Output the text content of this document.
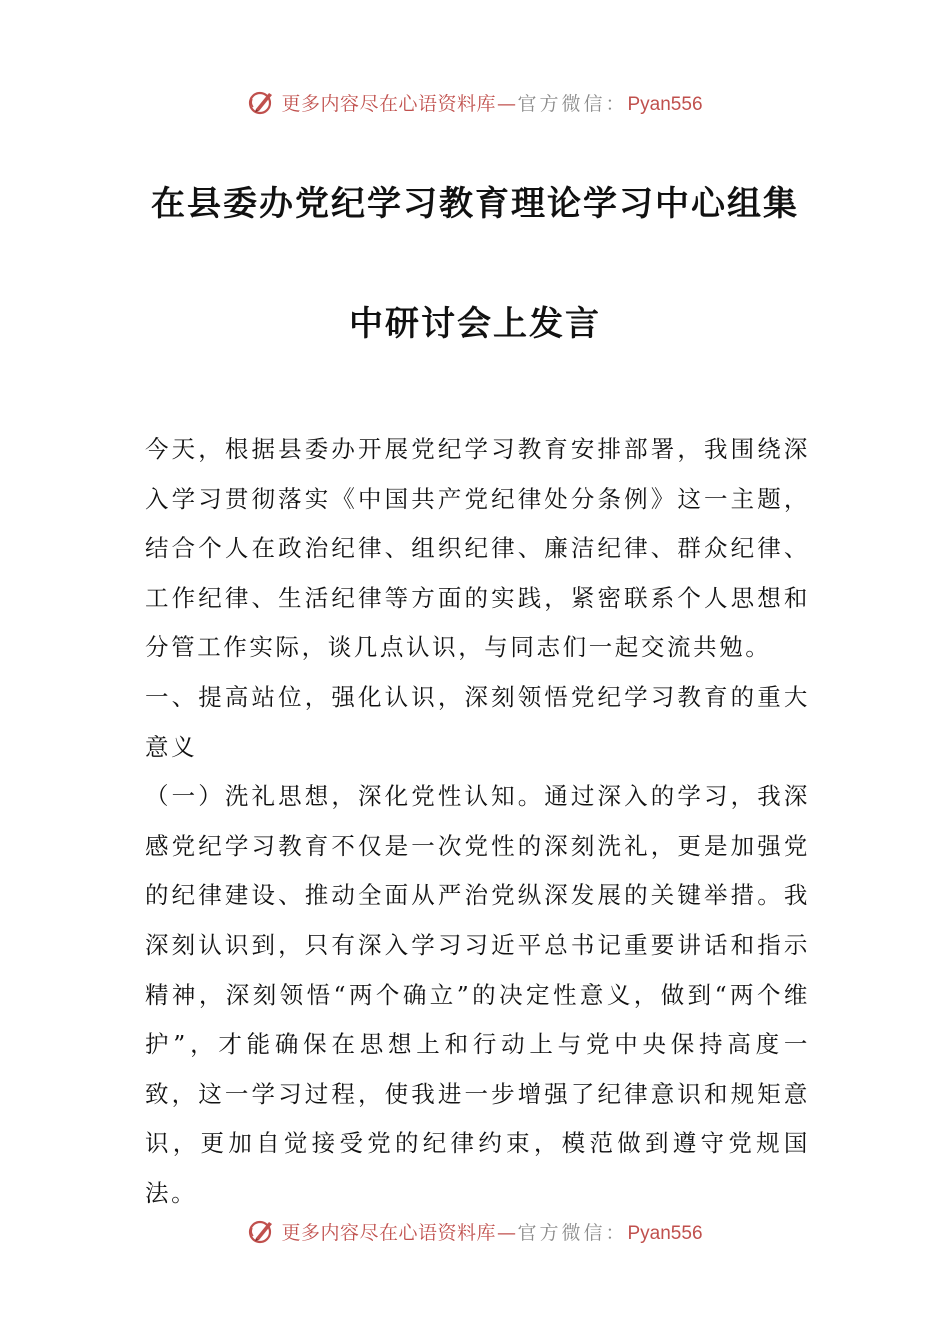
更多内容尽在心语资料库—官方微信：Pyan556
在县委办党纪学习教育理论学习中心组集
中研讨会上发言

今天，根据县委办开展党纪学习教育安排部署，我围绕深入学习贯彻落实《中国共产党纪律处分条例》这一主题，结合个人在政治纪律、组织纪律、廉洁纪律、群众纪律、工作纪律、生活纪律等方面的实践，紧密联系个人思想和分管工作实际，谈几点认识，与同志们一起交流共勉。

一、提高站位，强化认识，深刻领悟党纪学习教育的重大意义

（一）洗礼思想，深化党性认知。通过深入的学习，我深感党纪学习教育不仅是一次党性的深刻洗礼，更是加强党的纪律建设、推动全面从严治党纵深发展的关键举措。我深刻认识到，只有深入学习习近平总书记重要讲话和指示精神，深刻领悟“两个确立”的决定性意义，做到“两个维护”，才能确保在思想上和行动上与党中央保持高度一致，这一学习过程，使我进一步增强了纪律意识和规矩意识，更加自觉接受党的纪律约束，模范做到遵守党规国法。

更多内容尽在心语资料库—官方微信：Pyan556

....

*WHAT IS BEING ASKED*
Write out every record above exactly as it stands, but leave out the pictures.

*ANSWER TO THIS EXERCISE*
Output the text content of this document.
更多内容尽在心语资料库—官方微信：Pyan556
在县委办党纪学习教育理论学习中心组集
中研讨会上发言

今天，根据县委办开展党纪学习教育安排部署，我围绕深入学习贯彻落实《中国共产党纪律处分条例》这一主题，结合个人在政治纪律、组织纪律、廉洁纪律、群众纪律、工作纪律、生活纪律等方面的实践，紧密联系个人思想和分管工作实际，谈几点认识，与同志们一起交流共勉。

一、提高站位，强化认识，深刻领悟党纪学习教育的重大意义

（一）洗礼思想，深化党性认知。通过深入的学习，我深感党纪学习教育不仅是一次党性的深刻洗礼，更是加强党的纪律建设、推动全面从严治党纵深发展的关键举措。我深刻认识到，只有深入学习习近平总书记重要讲话和指示精神，深刻领悟“两个确立”的决定性意义，做到“两个维护”，才能确保在思想上和行动上与党中央保持高度一致，这一学习过程，使我进一步增强了纪律意识和规矩意识，更加自觉接受党的纪律约束，模范做到遵守党规国法。

更多内容尽在心语资料库—官方微信：Pyan556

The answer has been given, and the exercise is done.